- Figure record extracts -
******************************

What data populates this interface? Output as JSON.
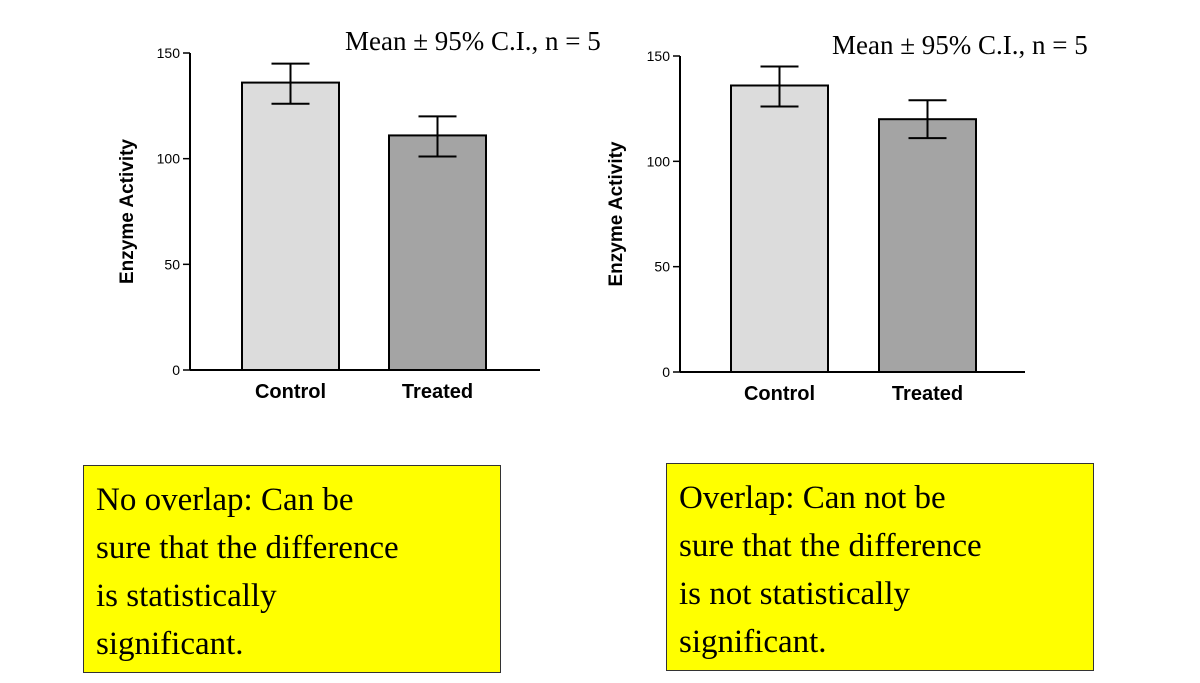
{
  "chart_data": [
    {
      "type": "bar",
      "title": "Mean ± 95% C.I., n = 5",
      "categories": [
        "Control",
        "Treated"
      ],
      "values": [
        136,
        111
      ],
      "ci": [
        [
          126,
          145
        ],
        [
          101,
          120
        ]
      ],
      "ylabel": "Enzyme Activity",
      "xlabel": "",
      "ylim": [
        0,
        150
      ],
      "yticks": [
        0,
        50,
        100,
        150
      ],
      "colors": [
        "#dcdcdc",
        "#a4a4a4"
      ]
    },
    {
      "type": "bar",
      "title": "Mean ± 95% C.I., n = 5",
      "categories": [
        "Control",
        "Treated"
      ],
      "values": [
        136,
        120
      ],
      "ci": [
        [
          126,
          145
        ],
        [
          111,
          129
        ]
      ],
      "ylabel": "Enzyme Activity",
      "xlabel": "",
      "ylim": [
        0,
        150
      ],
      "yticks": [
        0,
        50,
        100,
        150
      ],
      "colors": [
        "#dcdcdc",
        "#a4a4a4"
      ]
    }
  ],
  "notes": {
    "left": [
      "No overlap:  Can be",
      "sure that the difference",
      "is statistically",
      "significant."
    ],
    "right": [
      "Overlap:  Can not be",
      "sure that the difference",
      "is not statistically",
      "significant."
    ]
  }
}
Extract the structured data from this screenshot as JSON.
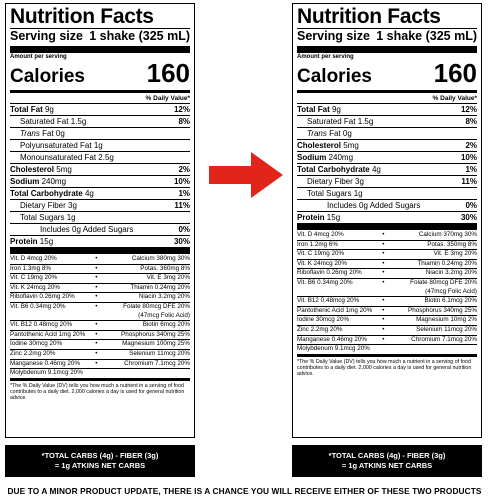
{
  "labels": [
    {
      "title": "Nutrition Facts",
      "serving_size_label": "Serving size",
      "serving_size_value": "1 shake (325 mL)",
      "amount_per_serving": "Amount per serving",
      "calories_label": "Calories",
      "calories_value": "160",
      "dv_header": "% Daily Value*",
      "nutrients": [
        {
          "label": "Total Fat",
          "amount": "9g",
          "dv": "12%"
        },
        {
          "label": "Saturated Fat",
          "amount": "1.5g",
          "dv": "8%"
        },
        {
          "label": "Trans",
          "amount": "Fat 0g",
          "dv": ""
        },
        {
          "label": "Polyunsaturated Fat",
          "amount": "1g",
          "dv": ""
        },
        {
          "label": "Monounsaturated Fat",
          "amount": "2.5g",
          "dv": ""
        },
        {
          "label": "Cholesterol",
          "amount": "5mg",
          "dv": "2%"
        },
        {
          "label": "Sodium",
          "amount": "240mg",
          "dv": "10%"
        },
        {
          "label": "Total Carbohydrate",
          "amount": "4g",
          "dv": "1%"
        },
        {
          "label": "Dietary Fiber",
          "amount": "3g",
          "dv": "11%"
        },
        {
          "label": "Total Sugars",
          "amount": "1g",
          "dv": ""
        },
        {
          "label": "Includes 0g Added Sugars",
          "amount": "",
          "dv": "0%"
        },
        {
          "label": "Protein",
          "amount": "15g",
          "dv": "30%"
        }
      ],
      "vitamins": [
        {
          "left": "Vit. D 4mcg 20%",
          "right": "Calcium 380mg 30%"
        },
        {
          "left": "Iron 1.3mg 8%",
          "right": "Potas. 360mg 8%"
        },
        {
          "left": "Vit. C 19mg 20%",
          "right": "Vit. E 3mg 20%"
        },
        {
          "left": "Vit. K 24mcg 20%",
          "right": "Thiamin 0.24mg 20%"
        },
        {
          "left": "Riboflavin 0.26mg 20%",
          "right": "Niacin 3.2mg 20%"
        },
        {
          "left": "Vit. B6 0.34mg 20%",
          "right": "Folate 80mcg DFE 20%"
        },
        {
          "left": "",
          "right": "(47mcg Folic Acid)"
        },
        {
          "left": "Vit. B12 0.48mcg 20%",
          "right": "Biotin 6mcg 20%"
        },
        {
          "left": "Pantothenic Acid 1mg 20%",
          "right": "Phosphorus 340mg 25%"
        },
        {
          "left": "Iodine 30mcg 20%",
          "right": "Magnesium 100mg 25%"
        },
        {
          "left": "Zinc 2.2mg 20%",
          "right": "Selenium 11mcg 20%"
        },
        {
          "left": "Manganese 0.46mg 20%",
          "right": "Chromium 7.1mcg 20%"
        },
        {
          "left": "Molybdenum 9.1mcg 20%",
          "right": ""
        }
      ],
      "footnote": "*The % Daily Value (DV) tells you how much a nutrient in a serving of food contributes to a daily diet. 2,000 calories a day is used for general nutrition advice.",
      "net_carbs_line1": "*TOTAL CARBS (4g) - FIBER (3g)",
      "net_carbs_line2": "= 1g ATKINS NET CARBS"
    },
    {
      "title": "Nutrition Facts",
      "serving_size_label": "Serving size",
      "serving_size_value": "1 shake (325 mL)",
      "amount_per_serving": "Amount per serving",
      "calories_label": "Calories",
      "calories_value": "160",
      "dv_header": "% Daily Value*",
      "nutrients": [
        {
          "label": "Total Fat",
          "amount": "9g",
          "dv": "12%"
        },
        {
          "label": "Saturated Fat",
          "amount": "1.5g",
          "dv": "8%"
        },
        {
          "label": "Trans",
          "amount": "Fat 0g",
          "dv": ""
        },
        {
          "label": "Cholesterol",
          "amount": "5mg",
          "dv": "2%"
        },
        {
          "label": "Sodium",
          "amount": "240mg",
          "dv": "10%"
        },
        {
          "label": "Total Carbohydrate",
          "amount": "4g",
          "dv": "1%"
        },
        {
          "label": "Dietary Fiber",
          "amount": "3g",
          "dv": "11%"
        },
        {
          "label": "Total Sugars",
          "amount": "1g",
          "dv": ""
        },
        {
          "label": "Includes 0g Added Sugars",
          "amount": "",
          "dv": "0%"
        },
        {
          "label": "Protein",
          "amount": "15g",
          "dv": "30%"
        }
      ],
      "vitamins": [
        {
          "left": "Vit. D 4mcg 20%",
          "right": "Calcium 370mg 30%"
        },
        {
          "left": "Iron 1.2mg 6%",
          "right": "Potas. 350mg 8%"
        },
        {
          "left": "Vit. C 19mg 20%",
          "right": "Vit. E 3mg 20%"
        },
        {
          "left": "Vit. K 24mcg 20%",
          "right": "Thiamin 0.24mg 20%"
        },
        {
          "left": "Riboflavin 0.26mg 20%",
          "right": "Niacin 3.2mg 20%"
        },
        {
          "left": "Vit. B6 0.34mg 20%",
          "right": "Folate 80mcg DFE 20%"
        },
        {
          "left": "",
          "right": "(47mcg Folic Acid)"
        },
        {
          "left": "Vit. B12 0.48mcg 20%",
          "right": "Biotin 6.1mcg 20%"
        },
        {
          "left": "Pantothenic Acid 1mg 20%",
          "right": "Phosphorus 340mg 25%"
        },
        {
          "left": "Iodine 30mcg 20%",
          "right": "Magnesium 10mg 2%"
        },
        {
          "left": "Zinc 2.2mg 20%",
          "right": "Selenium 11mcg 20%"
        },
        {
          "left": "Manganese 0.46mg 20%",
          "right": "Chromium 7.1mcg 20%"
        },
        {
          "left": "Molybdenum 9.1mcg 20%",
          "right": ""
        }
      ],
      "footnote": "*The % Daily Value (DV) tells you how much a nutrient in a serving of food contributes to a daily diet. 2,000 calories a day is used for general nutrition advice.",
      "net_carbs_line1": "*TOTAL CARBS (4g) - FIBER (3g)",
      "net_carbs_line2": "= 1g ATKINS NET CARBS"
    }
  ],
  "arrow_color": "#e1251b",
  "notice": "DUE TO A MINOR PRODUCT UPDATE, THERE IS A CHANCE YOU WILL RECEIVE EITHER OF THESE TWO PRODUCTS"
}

******************************

- Task to complete -
Pictures excluded, set down all the entries exactly.

- Solved exercise -
What data populates this interface? Output as JSON.
{
  "chart_data": [
    {
      "type": "bar",
      "title": "Mean ± 95% C.I., n = 5",
      "categories": [
        "Control",
        "Treated"
      ],
      "values": [
        136,
        111
      ],
      "ci": [
        [
          126,
          145
        ],
        [
          101,
          120
        ]
      ],
      "ylabel": "Enzyme Activity",
      "xlabel": "",
      "ylim": [
        0,
        150
      ],
      "yticks": [
        0,
        50,
        100,
        150
      ],
      "colors": [
        "#dcdcdc",
        "#a4a4a4"
      ]
    },
    {
      "type": "bar",
      "title": "Mean ± 95% C.I., n = 5",
      "categories": [
        "Control",
        "Treated"
      ],
      "values": [
        136,
        120
      ],
      "ci": [
        [
          126,
          145
        ],
        [
          111,
          129
        ]
      ],
      "ylabel": "Enzyme Activity",
      "xlabel": "",
      "ylim": [
        0,
        150
      ],
      "yticks": [
        0,
        50,
        100,
        150
      ],
      "colors": [
        "#dcdcdc",
        "#a4a4a4"
      ]
    }
  ],
  "notes": {
    "left": [
      "No overlap:  Can be",
      "sure that the difference",
      "is statistically",
      "significant."
    ],
    "right": [
      "Overlap:  Can not be",
      "sure that the difference",
      "is not statistically",
      "significant."
    ]
  }
}
Extract the structured data from this screenshot as JSON.
{
  "labels": [
    {
      "title": "Nutrition Facts",
      "serving_size_label": "Serving size",
      "serving_size_value": "1 shake (325 mL)",
      "amount_per_serving": "Amount per serving",
      "calories_label": "Calories",
      "calories_value": "160",
      "dv_header": "% Daily Value*",
      "nutrients": [
        {
          "label": "Total Fat",
          "amount": "9g",
          "dv": "12%"
        },
        {
          "label": "Saturated Fat",
          "amount": "1.5g",
          "dv": "8%"
        },
        {
          "label": "Trans",
          "amount": "Fat 0g",
          "dv": ""
        },
        {
          "label": "Polyunsaturated Fat",
          "amount": "1g",
          "dv": ""
        },
        {
          "label": "Monounsaturated Fat",
          "amount": "2.5g",
          "dv": ""
        },
        {
          "label": "Cholesterol",
          "amount": "5mg",
          "dv": "2%"
        },
        {
          "label": "Sodium",
          "amount": "240mg",
          "dv": "10%"
        },
        {
          "label": "Total Carbohydrate",
          "amount": "4g",
          "dv": "1%"
        },
        {
          "label": "Dietary Fiber",
          "amount": "3g",
          "dv": "11%"
        },
        {
          "label": "Total Sugars",
          "amount": "1g",
          "dv": ""
        },
        {
          "label": "Includes 0g Added Sugars",
          "amount": "",
          "dv": "0%"
        },
        {
          "label": "Protein",
          "amount": "15g",
          "dv": "30%"
        }
      ],
      "vitamins": [
        {
          "left": "Vit. D 4mcg 20%",
          "right": "Calcium 380mg 30%"
        },
        {
          "left": "Iron 1.3mg 8%",
          "right": "Potas. 360mg 8%"
        },
        {
          "left": "Vit. C 19mg 20%",
          "right": "Vit. E 3mg 20%"
        },
        {
          "left": "Vit. K 24mcg 20%",
          "right": "Thiamin 0.24mg 20%"
        },
        {
          "left": "Riboflavin 0.26mg 20%",
          "right": "Niacin 3.2mg 20%"
        },
        {
          "left": "Vit. B6 0.34mg 20%",
          "right": "Folate 80mcg DFE 20%"
        },
        {
          "left": "",
          "right": "(47mcg Folic Acid)"
        },
        {
          "left": "Vit. B12 0.48mcg 20%",
          "right": "Biotin 6mcg 20%"
        },
        {
          "left": "Pantothenic Acid 1mg 20%",
          "right": "Phosphorus 340mg 25%"
        },
        {
          "left": "Iodine 30mcg 20%",
          "right": "Magnesium 100mg 25%"
        },
        {
          "left": "Zinc 2.2mg 20%",
          "right": "Selenium 11mcg 20%"
        },
        {
          "left": "Manganese 0.46mg 20%",
          "right": "Chromium 7.1mcg 20%"
        },
        {
          "left": "Molybdenum 9.1mcg 20%",
          "right": ""
        }
      ],
      "footnote": "*The % Daily Value (DV) tells you how much a nutrient in a serving of food contributes to a daily diet. 2,000 calories a day is used for general nutrition advice.",
      "net_carbs_line1": "*TOTAL CARBS (4g) - FIBER (3g)",
      "net_carbs_line2": "= 1g ATKINS NET CARBS"
    },
    {
      "title": "Nutrition Facts",
      "serving_size_label": "Serving size",
      "serving_size_value": "1 shake (325 mL)",
      "amount_per_serving": "Amount per serving",
      "calories_label": "Calories",
      "calories_value": "160",
      "dv_header": "% Daily Value*",
      "nutrients": [
        {
          "label": "Total Fat",
          "amount": "9g",
          "dv": "12%"
        },
        {
          "label": "Saturated Fat",
          "amount": "1.5g",
          "dv": "8%"
        },
        {
          "label": "Trans",
          "amount": "Fat 0g",
          "dv": ""
        },
        {
          "label": "Cholesterol",
          "amount": "5mg",
          "dv": "2%"
        },
        {
          "label": "Sodium",
          "amount": "240mg",
          "dv": "10%"
        },
        {
          "label": "Total Carbohydrate",
          "amount": "4g",
          "dv": "1%"
        },
        {
          "label": "Dietary Fiber",
          "amount": "3g",
          "dv": "11%"
        },
        {
          "label": "Total Sugars",
          "amount": "1g",
          "dv": ""
        },
        {
          "label": "Includes 0g Added Sugars",
          "amount": "",
          "dv": "0%"
        },
        {
          "label": "Protein",
          "amount": "15g",
          "dv": "30%"
        }
      ],
      "vitamins": [
        {
          "left": "Vit. D 4mcg 20%",
          "right": "Calcium 370mg 30%"
        },
        {
          "left": "Iron 1.2mg 6%",
          "right": "Potas. 350mg 8%"
        },
        {
          "left": "Vit. C 19mg 20%",
          "right": "Vit. E 3mg 20%"
        },
        {
          "left": "Vit. K 24mcg 20%",
          "right": "Thiamin 0.24mg 20%"
        },
        {
          "left": "Riboflavin 0.26mg 20%",
          "right": "Niacin 3.2mg 20%"
        },
        {
          "left": "Vit. B6 0.34mg 20%",
          "right": "Folate 80mcg DFE 20%"
        },
        {
          "left": "",
          "right": "(47mcg Folic Acid)"
        },
        {
          "left": "Vit. B12 0.48mcg 20%",
          "right": "Biotin 6.1mcg 20%"
        },
        {
          "left": "Pantothenic Acid 1mg 20%",
          "right": "Phosphorus 340mg 25%"
        },
        {
          "left": "Iodine 30mcg 20%",
          "right": "Magnesium 10mg 2%"
        },
        {
          "left": "Zinc 2.2mg 20%",
          "right": "Selenium 11mcg 20%"
        },
        {
          "left": "Manganese 0.46mg 20%",
          "right": "Chromium 7.1mcg 20%"
        },
        {
          "left": "Molybdenum 9.1mcg 20%",
          "right": ""
        }
      ],
      "footnote": "*The % Daily Value (DV) tells you how much a nutrient in a serving of food contributes to a daily diet. 2,000 calories a day is used for general nutrition advice.",
      "net_carbs_line1": "*TOTAL CARBS (4g) - FIBER (3g)",
      "net_carbs_line2": "= 1g ATKINS NET CARBS"
    }
  ],
  "arrow_color": "#e1251b",
  "notice": "DUE TO A MINOR PRODUCT UPDATE, THERE IS A CHANCE YOU WILL RECEIVE EITHER OF THESE TWO PRODUCTS"
}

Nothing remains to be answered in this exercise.